YOUR INSTRUCTIONS:
Copy out all lines where "name" appears.

* BEGIN *

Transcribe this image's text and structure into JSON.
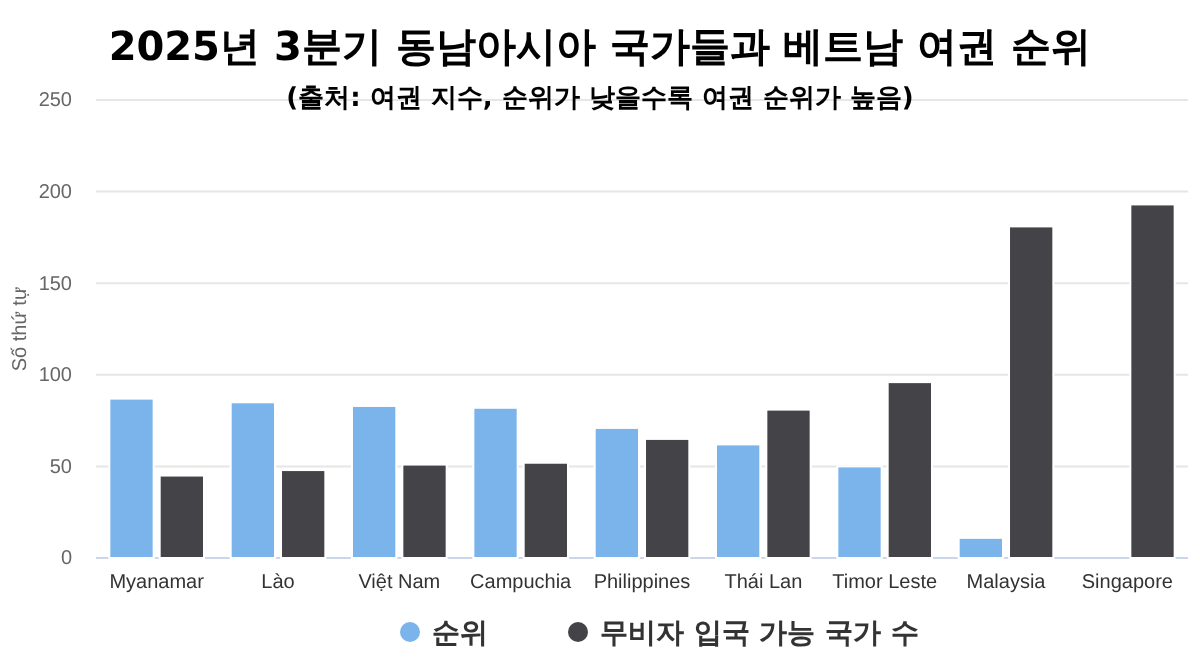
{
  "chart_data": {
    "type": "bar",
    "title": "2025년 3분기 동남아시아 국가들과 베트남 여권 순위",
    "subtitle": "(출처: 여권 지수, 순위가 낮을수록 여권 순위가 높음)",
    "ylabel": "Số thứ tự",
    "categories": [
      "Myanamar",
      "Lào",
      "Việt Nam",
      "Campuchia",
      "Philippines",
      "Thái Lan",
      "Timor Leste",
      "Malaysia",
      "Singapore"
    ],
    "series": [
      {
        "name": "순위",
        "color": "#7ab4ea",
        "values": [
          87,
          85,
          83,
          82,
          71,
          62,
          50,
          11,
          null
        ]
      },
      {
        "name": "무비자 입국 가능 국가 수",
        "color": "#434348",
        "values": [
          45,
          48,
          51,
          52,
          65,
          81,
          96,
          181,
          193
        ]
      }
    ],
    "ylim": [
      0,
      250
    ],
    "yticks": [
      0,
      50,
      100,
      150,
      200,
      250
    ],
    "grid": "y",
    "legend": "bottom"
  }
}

* END *
* BEGIN *

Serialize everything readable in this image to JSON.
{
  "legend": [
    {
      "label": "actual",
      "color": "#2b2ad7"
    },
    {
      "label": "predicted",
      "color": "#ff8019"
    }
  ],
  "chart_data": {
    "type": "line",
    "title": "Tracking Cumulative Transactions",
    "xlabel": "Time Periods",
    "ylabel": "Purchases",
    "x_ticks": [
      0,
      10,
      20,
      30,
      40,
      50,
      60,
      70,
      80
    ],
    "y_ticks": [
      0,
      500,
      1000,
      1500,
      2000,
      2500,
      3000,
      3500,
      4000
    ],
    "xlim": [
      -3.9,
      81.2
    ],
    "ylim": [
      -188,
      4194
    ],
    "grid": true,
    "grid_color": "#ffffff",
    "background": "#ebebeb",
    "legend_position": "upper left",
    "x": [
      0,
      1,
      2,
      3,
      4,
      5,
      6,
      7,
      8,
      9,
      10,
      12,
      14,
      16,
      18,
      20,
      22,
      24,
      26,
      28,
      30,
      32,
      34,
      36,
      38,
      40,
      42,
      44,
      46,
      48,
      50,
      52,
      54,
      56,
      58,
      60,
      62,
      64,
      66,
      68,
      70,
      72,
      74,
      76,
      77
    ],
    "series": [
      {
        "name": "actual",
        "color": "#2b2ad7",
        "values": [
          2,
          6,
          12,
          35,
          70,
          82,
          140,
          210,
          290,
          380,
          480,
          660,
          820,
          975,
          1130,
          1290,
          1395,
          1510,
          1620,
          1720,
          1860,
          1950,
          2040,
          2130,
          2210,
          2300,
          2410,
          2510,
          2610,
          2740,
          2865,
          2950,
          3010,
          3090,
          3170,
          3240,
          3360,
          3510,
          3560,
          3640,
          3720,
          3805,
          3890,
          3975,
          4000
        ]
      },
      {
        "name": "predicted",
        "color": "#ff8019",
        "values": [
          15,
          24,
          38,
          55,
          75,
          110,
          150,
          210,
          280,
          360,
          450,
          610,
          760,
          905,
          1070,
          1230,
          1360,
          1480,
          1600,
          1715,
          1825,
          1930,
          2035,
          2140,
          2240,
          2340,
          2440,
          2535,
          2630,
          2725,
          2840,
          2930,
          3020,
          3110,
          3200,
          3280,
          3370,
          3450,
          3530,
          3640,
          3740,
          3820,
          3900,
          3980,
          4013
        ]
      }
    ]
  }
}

* END *

THE RESULT:
        "name": "순위",
        "name": "무비자 입국 가능 국가 수",
        "name": "actual",
        "name": "predicted",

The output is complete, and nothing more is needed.